- [Raw records]
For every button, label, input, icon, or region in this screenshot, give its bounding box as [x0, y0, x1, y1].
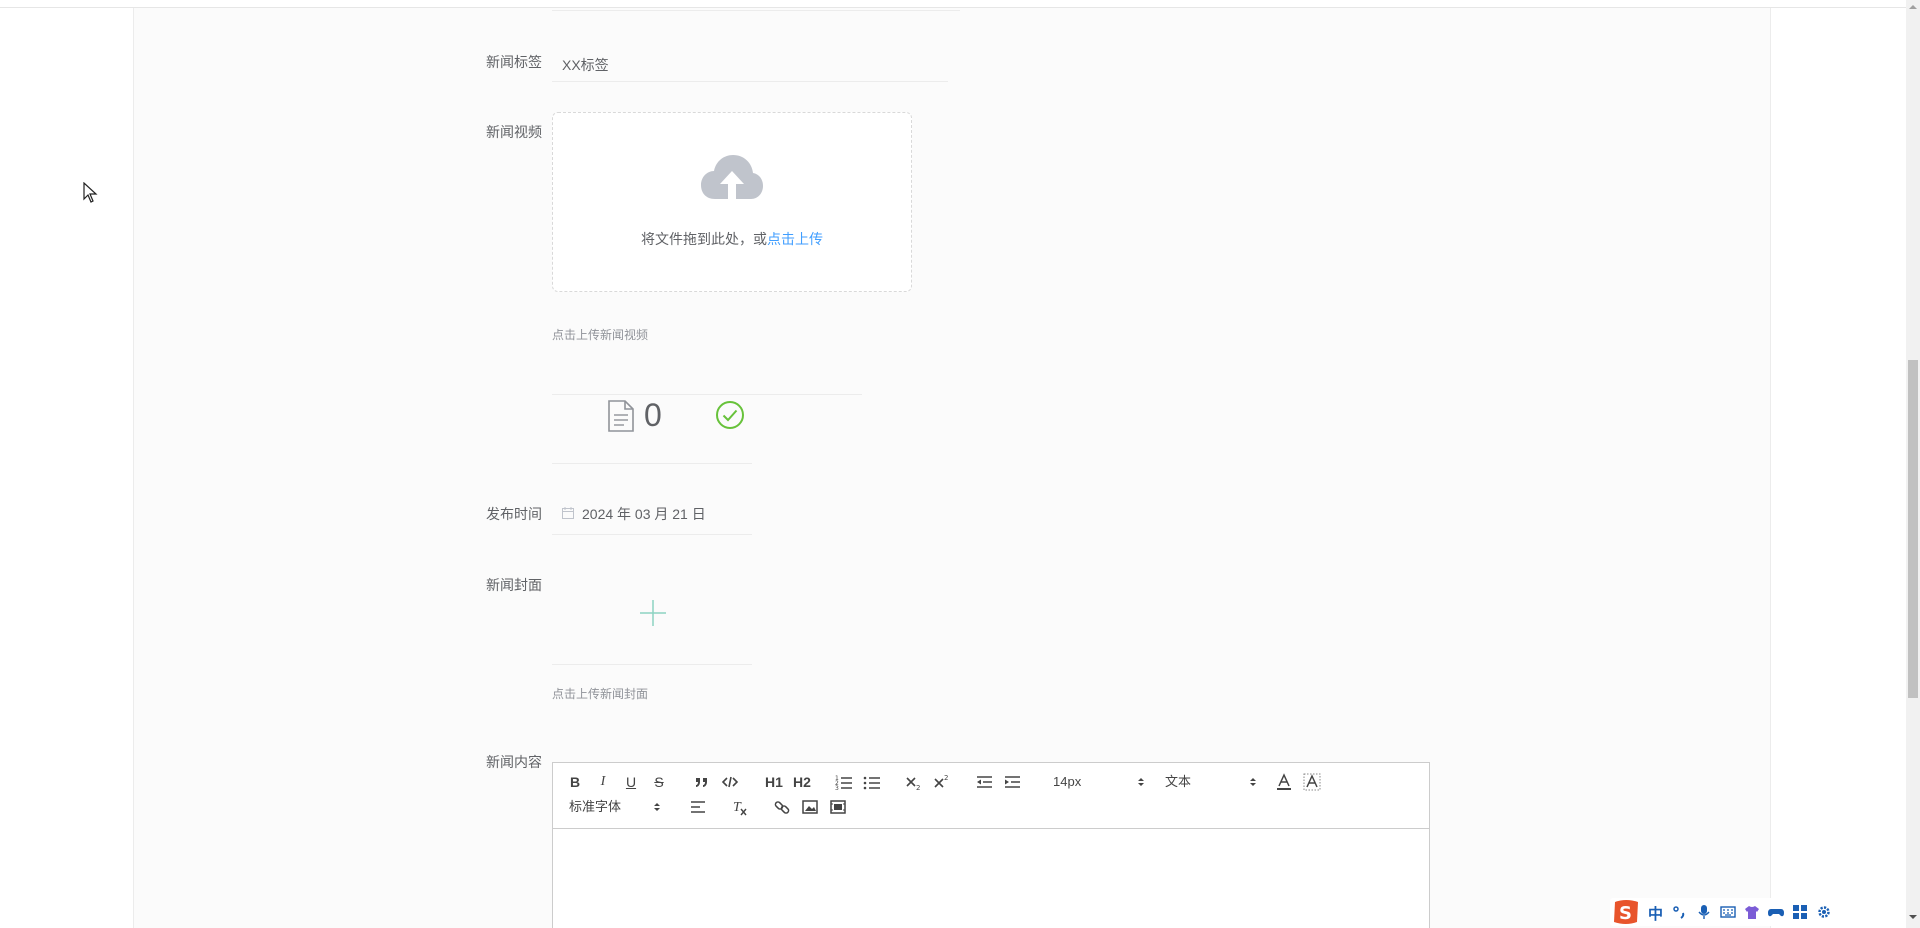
text-color-icon [1277, 773, 1291, 790]
subscript-button[interactable]: 2 [905, 772, 923, 792]
code-icon [721, 776, 739, 788]
ordered-list-icon: 1 2 3 [835, 775, 852, 792]
clear-format-button[interactable]: T [731, 797, 749, 817]
publish-date-picker[interactable]: 2024 年 03 月 21 日 [552, 500, 752, 534]
quote-icon [696, 778, 707, 787]
cover-underline [552, 664, 752, 665]
page: 新闻标签 新闻视频 将文件拖到此处，或点击上传 点击上传新闻视频 0 发布时间 [0, 0, 1920, 928]
calendar-icon [562, 507, 574, 519]
indent-icon [1005, 776, 1020, 788]
svg-text:S: S [1619, 903, 1632, 924]
game-controller-icon[interactable] [1768, 904, 1784, 920]
video-button[interactable] [829, 797, 847, 817]
ordered-list-button[interactable]: 1 2 3 [835, 772, 853, 792]
rich-text-editor: B I U S H1 H2 1 2 3 2 2 14px 文本 标准字体 T [552, 762, 1430, 928]
video-upload-tip: 点击上传新闻视频 [552, 328, 649, 342]
header1-button[interactable]: H1 [763, 772, 785, 792]
tag-input-underline [552, 81, 948, 82]
click-upload-link[interactable]: 点击上传 [767, 231, 823, 247]
svg-text:3: 3 [835, 785, 839, 792]
scroll-up-arrow-icon[interactable] [1909, 3, 1917, 11]
image-icon [802, 800, 818, 814]
video-label: 新闻视频 [486, 124, 542, 140]
settings-gear-icon[interactable] [1816, 904, 1832, 920]
align-button[interactable] [689, 797, 707, 817]
punctuation-icon[interactable] [1672, 904, 1688, 920]
publish-time-label: 发布时间 [486, 506, 542, 522]
image-button[interactable] [801, 797, 819, 817]
upload-cloud-icon [701, 155, 763, 199]
italic-button[interactable]: I [595, 772, 611, 792]
bullet-list-button[interactable] [863, 772, 881, 792]
content-label: 新闻内容 [486, 754, 542, 770]
skin-shirt-icon[interactable] [1744, 904, 1760, 920]
updown-arrow-icon [654, 803, 660, 811]
video-upload-text: 将文件拖到此处，或点击上传 [553, 229, 911, 249]
video-icon [830, 800, 846, 814]
subscript-icon: 2 [906, 777, 920, 792]
superscript-button[interactable]: 2 [933, 772, 951, 792]
svg-text:T: T [733, 800, 742, 815]
ime-toolbar: S 中 [1610, 898, 1840, 926]
outdent-icon [977, 776, 992, 788]
background-color-icon [1303, 773, 1321, 791]
clear-format-icon: T [733, 800, 747, 816]
header-picker[interactable]: 文本 [1165, 772, 1257, 792]
date-underline [552, 534, 752, 535]
editor-toolbar: B I U S H1 H2 1 2 3 2 2 14px 文本 标准字体 T [553, 763, 1429, 829]
superscript-icon: 2 [934, 774, 948, 788]
link-icon [774, 801, 790, 814]
header2-button[interactable]: H2 [791, 772, 813, 792]
scrollbar-thumb[interactable] [1908, 360, 1918, 698]
microphone-icon[interactable] [1696, 904, 1712, 920]
underline-button[interactable]: U [623, 772, 639, 792]
updown-arrow-icon [1138, 778, 1144, 786]
previous-field-underline [552, 10, 960, 11]
plus-icon [640, 600, 666, 626]
mouse-cursor-icon [83, 182, 98, 203]
bold-button[interactable]: B [567, 772, 583, 792]
svg-text:2: 2 [916, 784, 920, 792]
align-left-icon [691, 801, 705, 813]
vertical-scrollbar[interactable] [1906, 0, 1920, 928]
updown-arrow-icon [1250, 778, 1256, 786]
blockquote-button[interactable] [693, 772, 711, 792]
stats-bottom-line [552, 463, 752, 464]
document-icon [608, 400, 634, 432]
font-size-picker[interactable]: 14px [1053, 772, 1145, 792]
tag-label: 新闻标签 [486, 54, 542, 70]
stat-row: 0 [552, 395, 862, 465]
font-family-value: 标准字体 [569, 799, 622, 814]
file-count: 0 [644, 397, 662, 433]
cover-upload-tip: 点击上传新闻封面 [552, 687, 649, 701]
cover-upload-button[interactable] [552, 576, 752, 666]
header-value: 文本 [1165, 774, 1192, 789]
outdent-button[interactable] [975, 772, 993, 792]
link-button[interactable] [773, 797, 791, 817]
cover-label: 新闻封面 [486, 577, 542, 593]
strike-button[interactable]: S [651, 772, 667, 792]
sogou-logo-icon[interactable]: S [1612, 899, 1640, 925]
svg-text:2: 2 [944, 774, 948, 782]
video-upload-dropzone[interactable]: 将文件拖到此处，或点击上传 [552, 112, 912, 292]
check-circle-icon [716, 401, 744, 429]
publish-date-value: 2024 年 03 月 21 日 [582, 506, 706, 522]
bullet-list-icon [863, 776, 880, 790]
editor-content-area[interactable] [553, 829, 1429, 928]
indent-button[interactable] [1003, 772, 1021, 792]
code-button[interactable] [721, 772, 739, 792]
scroll-down-arrow-icon[interactable] [1909, 913, 1917, 921]
keyboard-icon[interactable] [1720, 904, 1736, 920]
font-size-value: 14px [1053, 774, 1082, 789]
background-color-button[interactable] [1303, 772, 1321, 792]
font-family-picker[interactable]: 标准字体 [569, 797, 661, 817]
toolbox-grid-icon[interactable] [1792, 904, 1808, 920]
text-color-button[interactable] [1275, 772, 1293, 792]
tag-input[interactable] [552, 50, 948, 80]
drag-text: 将文件拖到此处，或 [641, 231, 767, 247]
ime-mode-chinese[interactable]: 中 [1648, 903, 1663, 924]
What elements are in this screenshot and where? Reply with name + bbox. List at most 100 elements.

- [Task to complete]
Rewrite the rows above with every "screenshot" changed to "screen capture" and all other text left as it is. Omit the pictures.

- [Answer in full]
For every button, label, input, icon, or region in this screen capture, give its bounding box as [x0, y0, x1, y1].
text-color-icon [1277, 773, 1291, 790]
subscript-button[interactable]: 2 [905, 772, 923, 792]
code-icon [721, 776, 739, 788]
ordered-list-icon: 1 2 3 [835, 775, 852, 792]
clear-format-button[interactable]: T [731, 797, 749, 817]
publish-date-picker[interactable]: 2024 年 03 月 21 日 [552, 500, 752, 534]
quote-icon [696, 778, 707, 787]
cover-underline [552, 664, 752, 665]
page: 新闻标签 新闻视频 将文件拖到此处，或点击上传 点击上传新闻视频 0 发布时间 [0, 0, 1920, 928]
calendar-icon [562, 507, 574, 519]
indent-icon [1005, 776, 1020, 788]
svg-text:S: S [1619, 903, 1632, 924]
game-controller-icon[interactable] [1768, 904, 1784, 920]
video-button[interactable] [829, 797, 847, 817]
ordered-list-button[interactable]: 1 2 3 [835, 772, 853, 792]
rich-text-editor: B I U S H1 H2 1 2 3 2 2 14px 文本 标准字体 T [552, 762, 1430, 928]
video-upload-tip: 点击上传新闻视频 [552, 328, 649, 342]
header1-button[interactable]: H1 [763, 772, 785, 792]
tag-input-underline [552, 81, 948, 82]
click-upload-link[interactable]: 点击上传 [767, 231, 823, 247]
svg-text:3: 3 [835, 785, 839, 792]
scroll-up-arrow-icon[interactable] [1909, 3, 1917, 11]
image-icon [802, 800, 818, 814]
video-label: 新闻视频 [486, 124, 542, 140]
settings-gear-icon[interactable] [1816, 904, 1832, 920]
align-button[interactable] [689, 797, 707, 817]
punctuation-icon[interactable] [1672, 904, 1688, 920]
publish-time-label: 发布时间 [486, 506, 542, 522]
image-button[interactable] [801, 797, 819, 817]
upload-cloud-icon [701, 155, 763, 199]
italic-button[interactable]: I [595, 772, 611, 792]
bullet-list-button[interactable] [863, 772, 881, 792]
content-label: 新闻内容 [486, 754, 542, 770]
skin-shirt-icon[interactable] [1744, 904, 1760, 920]
updown-arrow-icon [654, 803, 660, 811]
video-upload-text: 将文件拖到此处，或点击上传 [553, 229, 911, 249]
video-icon [830, 800, 846, 814]
subscript-icon: 2 [906, 777, 920, 792]
superscript-button[interactable]: 2 [933, 772, 951, 792]
svg-text:T: T [733, 800, 742, 815]
ime-toolbar: S 中 [1610, 898, 1840, 926]
outdent-icon [977, 776, 992, 788]
background-color-icon [1303, 773, 1321, 791]
clear-format-icon: T [733, 800, 747, 816]
header-picker[interactable]: 文本 [1165, 772, 1257, 792]
date-underline [552, 534, 752, 535]
editor-toolbar: B I U S H1 H2 1 2 3 2 2 14px 文本 标准字体 T [553, 763, 1429, 829]
superscript-icon: 2 [934, 774, 948, 788]
link-icon [774, 801, 790, 814]
header2-button[interactable]: H2 [791, 772, 813, 792]
scrollbar-thumb[interactable] [1908, 360, 1918, 698]
microphone-icon[interactable] [1696, 904, 1712, 920]
underline-button[interactable]: U [623, 772, 639, 792]
updown-arrow-icon [1138, 778, 1144, 786]
previous-field-underline [552, 10, 960, 11]
plus-icon [640, 600, 666, 626]
mouse-cursor-icon [83, 182, 98, 203]
bold-button[interactable]: B [567, 772, 583, 792]
svg-text:2: 2 [916, 784, 920, 792]
align-left-icon [691, 801, 705, 813]
vertical-scrollbar[interactable] [1906, 0, 1920, 928]
updown-arrow-icon [1250, 778, 1256, 786]
blockquote-button[interactable] [693, 772, 711, 792]
stats-bottom-line [552, 463, 752, 464]
document-icon [608, 400, 634, 432]
font-size-picker[interactable]: 14px [1053, 772, 1145, 792]
tag-label: 新闻标签 [486, 54, 542, 70]
stat-row: 0 [552, 395, 862, 465]
font-family-value: 标准字体 [569, 799, 622, 814]
file-count: 0 [644, 397, 662, 433]
cover-upload-tip: 点击上传新闻封面 [552, 687, 649, 701]
cover-upload-button[interactable] [552, 576, 752, 666]
header-value: 文本 [1165, 774, 1192, 789]
outdent-button[interactable] [975, 772, 993, 792]
link-button[interactable] [773, 797, 791, 817]
cover-label: 新闻封面 [486, 577, 542, 593]
strike-button[interactable]: S [651, 772, 667, 792]
sogou-logo-icon[interactable]: S [1612, 899, 1640, 925]
svg-text:2: 2 [944, 774, 948, 782]
video-upload-dropzone[interactable]: 将文件拖到此处，或点击上传 [552, 112, 912, 292]
check-circle-icon [716, 401, 744, 429]
publish-date-value: 2024 年 03 月 21 日 [582, 506, 706, 522]
bullet-list-icon [863, 776, 880, 790]
editor-content-area[interactable] [553, 829, 1429, 928]
indent-button[interactable] [1003, 772, 1021, 792]
code-button[interactable] [721, 772, 739, 792]
scroll-down-arrow-icon[interactable] [1909, 913, 1917, 921]
keyboard-icon[interactable] [1720, 904, 1736, 920]
font-size-value: 14px [1053, 774, 1082, 789]
background-color-button[interactable] [1303, 772, 1321, 792]
font-family-picker[interactable]: 标准字体 [569, 797, 661, 817]
toolbox-grid-icon[interactable] [1792, 904, 1808, 920]
text-color-button[interactable] [1275, 772, 1293, 792]
tag-input[interactable] [552, 50, 948, 80]
drag-text: 将文件拖到此处，或 [641, 231, 767, 247]
ime-mode-chinese[interactable]: 中 [1648, 903, 1663, 924]
What elements are in this screen capture and where? Reply with name + bbox. List at most 100 elements.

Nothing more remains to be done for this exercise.